[begin Input rows]

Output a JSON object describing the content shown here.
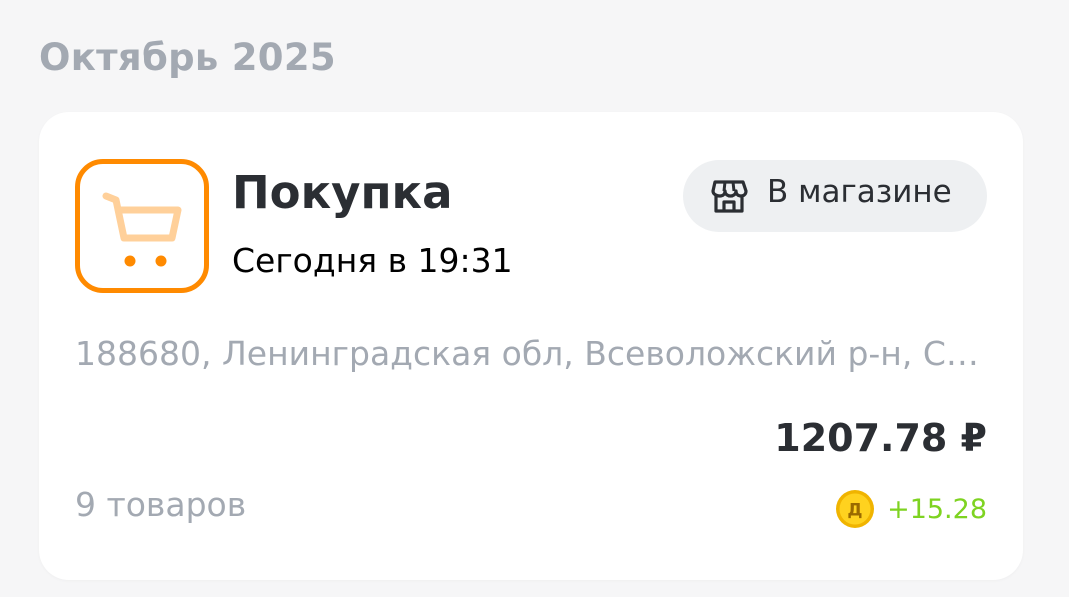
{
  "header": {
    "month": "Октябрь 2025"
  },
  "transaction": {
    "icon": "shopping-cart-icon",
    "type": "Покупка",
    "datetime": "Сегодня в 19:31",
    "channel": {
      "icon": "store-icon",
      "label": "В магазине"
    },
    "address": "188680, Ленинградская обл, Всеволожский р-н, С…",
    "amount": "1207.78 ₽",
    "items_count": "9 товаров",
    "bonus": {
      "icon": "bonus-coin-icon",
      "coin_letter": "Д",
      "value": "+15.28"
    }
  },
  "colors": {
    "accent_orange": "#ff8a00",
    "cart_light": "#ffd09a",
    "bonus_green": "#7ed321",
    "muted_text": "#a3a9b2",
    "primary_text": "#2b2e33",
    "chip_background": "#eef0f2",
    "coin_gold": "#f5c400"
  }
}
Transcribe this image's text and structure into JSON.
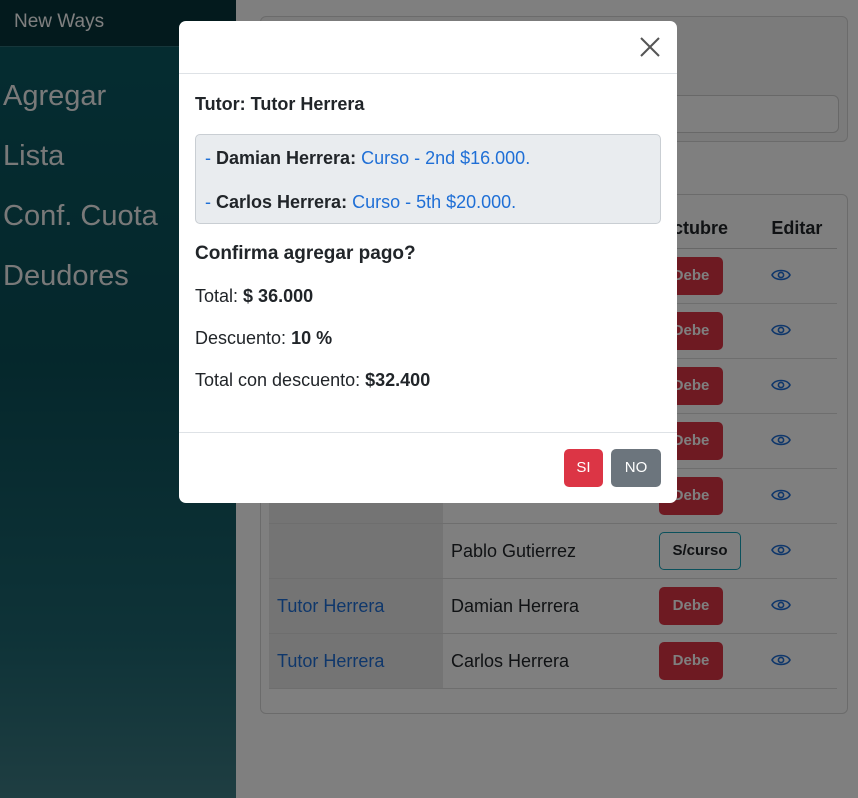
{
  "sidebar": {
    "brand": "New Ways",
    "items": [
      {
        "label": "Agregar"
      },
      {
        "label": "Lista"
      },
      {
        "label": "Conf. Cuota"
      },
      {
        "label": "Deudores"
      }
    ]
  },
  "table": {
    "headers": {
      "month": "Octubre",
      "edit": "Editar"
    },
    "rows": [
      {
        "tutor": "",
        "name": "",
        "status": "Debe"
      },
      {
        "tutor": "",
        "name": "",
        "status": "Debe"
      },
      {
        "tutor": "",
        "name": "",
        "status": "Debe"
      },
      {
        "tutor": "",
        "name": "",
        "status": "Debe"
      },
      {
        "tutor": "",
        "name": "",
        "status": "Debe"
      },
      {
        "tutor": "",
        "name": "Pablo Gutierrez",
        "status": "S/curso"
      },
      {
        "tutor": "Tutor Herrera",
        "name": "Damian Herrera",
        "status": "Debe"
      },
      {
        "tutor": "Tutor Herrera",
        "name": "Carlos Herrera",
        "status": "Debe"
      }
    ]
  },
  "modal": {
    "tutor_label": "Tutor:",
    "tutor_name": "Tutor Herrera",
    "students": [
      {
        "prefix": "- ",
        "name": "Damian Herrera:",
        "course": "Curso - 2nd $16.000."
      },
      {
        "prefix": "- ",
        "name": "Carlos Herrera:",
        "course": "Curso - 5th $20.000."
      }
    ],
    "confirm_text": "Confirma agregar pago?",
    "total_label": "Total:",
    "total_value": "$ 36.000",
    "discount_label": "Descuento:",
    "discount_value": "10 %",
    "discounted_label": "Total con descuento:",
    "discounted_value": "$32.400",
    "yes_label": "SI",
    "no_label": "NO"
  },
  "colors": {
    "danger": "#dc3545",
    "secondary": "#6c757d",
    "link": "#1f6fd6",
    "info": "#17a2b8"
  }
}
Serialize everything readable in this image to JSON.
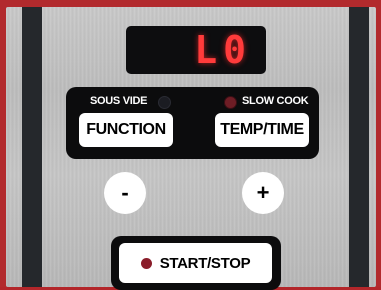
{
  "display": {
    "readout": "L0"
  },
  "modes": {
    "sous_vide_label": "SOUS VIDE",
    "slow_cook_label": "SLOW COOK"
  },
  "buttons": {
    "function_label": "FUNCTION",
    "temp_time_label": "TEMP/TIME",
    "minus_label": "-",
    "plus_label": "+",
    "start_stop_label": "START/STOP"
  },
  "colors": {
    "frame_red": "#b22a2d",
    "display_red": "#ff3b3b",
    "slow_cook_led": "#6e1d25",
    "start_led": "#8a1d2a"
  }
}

[end Input rows]

What to work on. What you return should match the records above word for word, minus the pictures.

Expected output.
Output a JSON object describing the content shown here.
{
  "header": {
    "month": "Октябрь 2025"
  },
  "transaction": {
    "icon": "shopping-cart-icon",
    "type": "Покупка",
    "datetime": "Сегодня в 19:31",
    "channel": {
      "icon": "store-icon",
      "label": "В магазине"
    },
    "address": "188680, Ленинградская обл, Всеволожский р-н, С…",
    "amount": "1207.78 ₽",
    "items_count": "9 товаров",
    "bonus": {
      "icon": "bonus-coin-icon",
      "coin_letter": "Д",
      "value": "+15.28"
    }
  },
  "colors": {
    "accent_orange": "#ff8a00",
    "cart_light": "#ffd09a",
    "bonus_green": "#7ed321",
    "muted_text": "#a3a9b2",
    "primary_text": "#2b2e33",
    "chip_background": "#eef0f2",
    "coin_gold": "#f5c400"
  }
}
Transcribe this image's text and structure into JSON.
{
  "sidebar": {
    "brand": "New Ways",
    "items": [
      {
        "label": "Agregar"
      },
      {
        "label": "Lista"
      },
      {
        "label": "Conf. Cuota"
      },
      {
        "label": "Deudores"
      }
    ]
  },
  "table": {
    "headers": {
      "month": "Octubre",
      "edit": "Editar"
    },
    "rows": [
      {
        "tutor": "",
        "name": "",
        "status": "Debe"
      },
      {
        "tutor": "",
        "name": "",
        "status": "Debe"
      },
      {
        "tutor": "",
        "name": "",
        "status": "Debe"
      },
      {
        "tutor": "",
        "name": "",
        "status": "Debe"
      },
      {
        "tutor": "",
        "name": "",
        "status": "Debe"
      },
      {
        "tutor": "",
        "name": "Pablo Gutierrez",
        "status": "S/curso"
      },
      {
        "tutor": "Tutor Herrera",
        "name": "Damian Herrera",
        "status": "Debe"
      },
      {
        "tutor": "Tutor Herrera",
        "name": "Carlos Herrera",
        "status": "Debe"
      }
    ]
  },
  "modal": {
    "tutor_label": "Tutor:",
    "tutor_name": "Tutor Herrera",
    "students": [
      {
        "prefix": "- ",
        "name": "Damian Herrera:",
        "course": "Curso - 2nd $16.000."
      },
      {
        "prefix": "- ",
        "name": "Carlos Herrera:",
        "course": "Curso - 5th $20.000."
      }
    ],
    "confirm_text": "Confirma agregar pago?",
    "total_label": "Total:",
    "total_value": "$ 36.000",
    "discount_label": "Descuento:",
    "discount_value": "10 %",
    "discounted_label": "Total con descuento:",
    "discounted_value": "$32.400",
    "yes_label": "SI",
    "no_label": "NO"
  },
  "colors": {
    "danger": "#dc3545",
    "secondary": "#6c757d",
    "link": "#1f6fd6",
    "info": "#17a2b8"
  }
}
Serialize everything readable in this image to JSON.
{
  "display": {
    "readout": "L0"
  },
  "modes": {
    "sous_vide_label": "SOUS VIDE",
    "slow_cook_label": "SLOW COOK"
  },
  "buttons": {
    "function_label": "FUNCTION",
    "temp_time_label": "TEMP/TIME",
    "minus_label": "-",
    "plus_label": "+",
    "start_stop_label": "START/STOP"
  },
  "colors": {
    "frame_red": "#b22a2d",
    "display_red": "#ff3b3b",
    "slow_cook_led": "#6e1d25",
    "start_led": "#8a1d2a"
  }
}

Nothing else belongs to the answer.